Material for the task:

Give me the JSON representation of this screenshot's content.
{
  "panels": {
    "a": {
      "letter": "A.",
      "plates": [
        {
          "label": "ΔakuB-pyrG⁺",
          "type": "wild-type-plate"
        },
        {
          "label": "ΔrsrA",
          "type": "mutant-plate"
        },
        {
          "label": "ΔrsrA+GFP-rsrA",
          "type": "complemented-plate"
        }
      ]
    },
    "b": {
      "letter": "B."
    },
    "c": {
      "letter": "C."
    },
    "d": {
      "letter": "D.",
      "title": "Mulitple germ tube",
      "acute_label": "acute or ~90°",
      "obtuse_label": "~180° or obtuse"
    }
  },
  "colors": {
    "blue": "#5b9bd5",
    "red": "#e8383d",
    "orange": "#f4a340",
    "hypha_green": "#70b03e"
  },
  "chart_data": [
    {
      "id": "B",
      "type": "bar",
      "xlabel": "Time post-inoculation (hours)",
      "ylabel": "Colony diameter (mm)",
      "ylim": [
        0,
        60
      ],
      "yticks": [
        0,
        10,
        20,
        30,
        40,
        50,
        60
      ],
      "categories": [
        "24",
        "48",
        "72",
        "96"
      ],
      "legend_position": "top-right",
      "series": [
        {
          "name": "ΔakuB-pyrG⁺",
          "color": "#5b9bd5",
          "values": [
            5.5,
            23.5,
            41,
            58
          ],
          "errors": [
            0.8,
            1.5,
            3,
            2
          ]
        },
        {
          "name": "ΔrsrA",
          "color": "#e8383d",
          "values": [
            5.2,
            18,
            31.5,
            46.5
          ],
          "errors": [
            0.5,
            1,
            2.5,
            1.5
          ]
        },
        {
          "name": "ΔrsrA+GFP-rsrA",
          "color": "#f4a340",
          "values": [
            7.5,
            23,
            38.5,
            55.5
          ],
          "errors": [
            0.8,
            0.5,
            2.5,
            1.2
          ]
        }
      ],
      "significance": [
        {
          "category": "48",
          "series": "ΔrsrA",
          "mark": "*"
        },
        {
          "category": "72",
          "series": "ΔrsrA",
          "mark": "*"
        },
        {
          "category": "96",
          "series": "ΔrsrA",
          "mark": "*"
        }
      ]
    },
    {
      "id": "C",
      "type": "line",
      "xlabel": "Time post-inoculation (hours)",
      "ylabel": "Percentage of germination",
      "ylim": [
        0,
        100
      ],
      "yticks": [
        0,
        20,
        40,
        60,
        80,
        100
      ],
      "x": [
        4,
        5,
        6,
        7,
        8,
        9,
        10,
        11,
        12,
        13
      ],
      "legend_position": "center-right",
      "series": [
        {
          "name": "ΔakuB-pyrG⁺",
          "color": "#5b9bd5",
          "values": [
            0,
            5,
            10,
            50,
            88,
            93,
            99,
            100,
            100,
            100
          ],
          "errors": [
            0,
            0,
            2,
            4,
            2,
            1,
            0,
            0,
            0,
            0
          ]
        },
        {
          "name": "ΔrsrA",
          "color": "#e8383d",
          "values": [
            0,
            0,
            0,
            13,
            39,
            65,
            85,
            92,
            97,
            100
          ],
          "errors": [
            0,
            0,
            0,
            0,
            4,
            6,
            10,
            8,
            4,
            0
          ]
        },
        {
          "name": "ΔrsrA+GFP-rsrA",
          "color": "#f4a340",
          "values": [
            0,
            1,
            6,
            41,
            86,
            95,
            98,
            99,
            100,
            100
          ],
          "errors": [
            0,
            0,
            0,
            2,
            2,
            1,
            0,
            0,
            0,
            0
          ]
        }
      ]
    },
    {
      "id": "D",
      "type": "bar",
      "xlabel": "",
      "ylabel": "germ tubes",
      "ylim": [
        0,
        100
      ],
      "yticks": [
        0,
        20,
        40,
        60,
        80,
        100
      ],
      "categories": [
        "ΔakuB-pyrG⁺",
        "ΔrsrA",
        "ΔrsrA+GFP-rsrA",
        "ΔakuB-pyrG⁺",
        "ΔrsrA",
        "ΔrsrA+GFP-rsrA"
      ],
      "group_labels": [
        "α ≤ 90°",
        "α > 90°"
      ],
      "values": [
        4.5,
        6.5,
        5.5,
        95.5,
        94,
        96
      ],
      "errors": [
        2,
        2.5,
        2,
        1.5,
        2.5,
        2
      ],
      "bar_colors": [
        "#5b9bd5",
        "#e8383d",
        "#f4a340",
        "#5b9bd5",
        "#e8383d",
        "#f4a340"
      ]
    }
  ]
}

Exercise instructions: Every line above should be retyped exactly as given.

Problem solution:
Give me the JSON representation of this screenshot's content.
{
  "panels": {
    "a": {
      "letter": "A.",
      "plates": [
        {
          "label": "ΔakuB-pyrG⁺",
          "type": "wild-type-plate"
        },
        {
          "label": "ΔrsrA",
          "type": "mutant-plate"
        },
        {
          "label": "ΔrsrA+GFP-rsrA",
          "type": "complemented-plate"
        }
      ]
    },
    "b": {
      "letter": "B."
    },
    "c": {
      "letter": "C."
    },
    "d": {
      "letter": "D.",
      "title": "Mulitple germ tube",
      "acute_label": "acute or ~90°",
      "obtuse_label": "~180° or obtuse"
    }
  },
  "colors": {
    "blue": "#5b9bd5",
    "red": "#e8383d",
    "orange": "#f4a340",
    "hypha_green": "#70b03e"
  },
  "chart_data": [
    {
      "id": "B",
      "type": "bar",
      "xlabel": "Time post-inoculation (hours)",
      "ylabel": "Colony diameter (mm)",
      "ylim": [
        0,
        60
      ],
      "yticks": [
        0,
        10,
        20,
        30,
        40,
        50,
        60
      ],
      "categories": [
        "24",
        "48",
        "72",
        "96"
      ],
      "legend_position": "top-right",
      "series": [
        {
          "name": "ΔakuB-pyrG⁺",
          "color": "#5b9bd5",
          "values": [
            5.5,
            23.5,
            41,
            58
          ],
          "errors": [
            0.8,
            1.5,
            3,
            2
          ]
        },
        {
          "name": "ΔrsrA",
          "color": "#e8383d",
          "values": [
            5.2,
            18,
            31.5,
            46.5
          ],
          "errors": [
            0.5,
            1,
            2.5,
            1.5
          ]
        },
        {
          "name": "ΔrsrA+GFP-rsrA",
          "color": "#f4a340",
          "values": [
            7.5,
            23,
            38.5,
            55.5
          ],
          "errors": [
            0.8,
            0.5,
            2.5,
            1.2
          ]
        }
      ],
      "significance": [
        {
          "category": "48",
          "series": "ΔrsrA",
          "mark": "*"
        },
        {
          "category": "72",
          "series": "ΔrsrA",
          "mark": "*"
        },
        {
          "category": "96",
          "series": "ΔrsrA",
          "mark": "*"
        }
      ]
    },
    {
      "id": "C",
      "type": "line",
      "xlabel": "Time post-inoculation (hours)",
      "ylabel": "Percentage of germination",
      "ylim": [
        0,
        100
      ],
      "yticks": [
        0,
        20,
        40,
        60,
        80,
        100
      ],
      "x": [
        4,
        5,
        6,
        7,
        8,
        9,
        10,
        11,
        12,
        13
      ],
      "legend_position": "center-right",
      "series": [
        {
          "name": "ΔakuB-pyrG⁺",
          "color": "#5b9bd5",
          "values": [
            0,
            5,
            10,
            50,
            88,
            93,
            99,
            100,
            100,
            100
          ],
          "errors": [
            0,
            0,
            2,
            4,
            2,
            1,
            0,
            0,
            0,
            0
          ]
        },
        {
          "name": "ΔrsrA",
          "color": "#e8383d",
          "values": [
            0,
            0,
            0,
            13,
            39,
            65,
            85,
            92,
            97,
            100
          ],
          "errors": [
            0,
            0,
            0,
            0,
            4,
            6,
            10,
            8,
            4,
            0
          ]
        },
        {
          "name": "ΔrsrA+GFP-rsrA",
          "color": "#f4a340",
          "values": [
            0,
            1,
            6,
            41,
            86,
            95,
            98,
            99,
            100,
            100
          ],
          "errors": [
            0,
            0,
            0,
            2,
            2,
            1,
            0,
            0,
            0,
            0
          ]
        }
      ]
    },
    {
      "id": "D",
      "type": "bar",
      "xlabel": "",
      "ylabel": "germ tubes",
      "ylim": [
        0,
        100
      ],
      "yticks": [
        0,
        20,
        40,
        60,
        80,
        100
      ],
      "categories": [
        "ΔakuB-pyrG⁺",
        "ΔrsrA",
        "ΔrsrA+GFP-rsrA",
        "ΔakuB-pyrG⁺",
        "ΔrsrA",
        "ΔrsrA+GFP-rsrA"
      ],
      "group_labels": [
        "α ≤ 90°",
        "α > 90°"
      ],
      "values": [
        4.5,
        6.5,
        5.5,
        95.5,
        94,
        96
      ],
      "errors": [
        2,
        2.5,
        2,
        1.5,
        2.5,
        2
      ],
      "bar_colors": [
        "#5b9bd5",
        "#e8383d",
        "#f4a340",
        "#5b9bd5",
        "#e8383d",
        "#f4a340"
      ]
    }
  ]
}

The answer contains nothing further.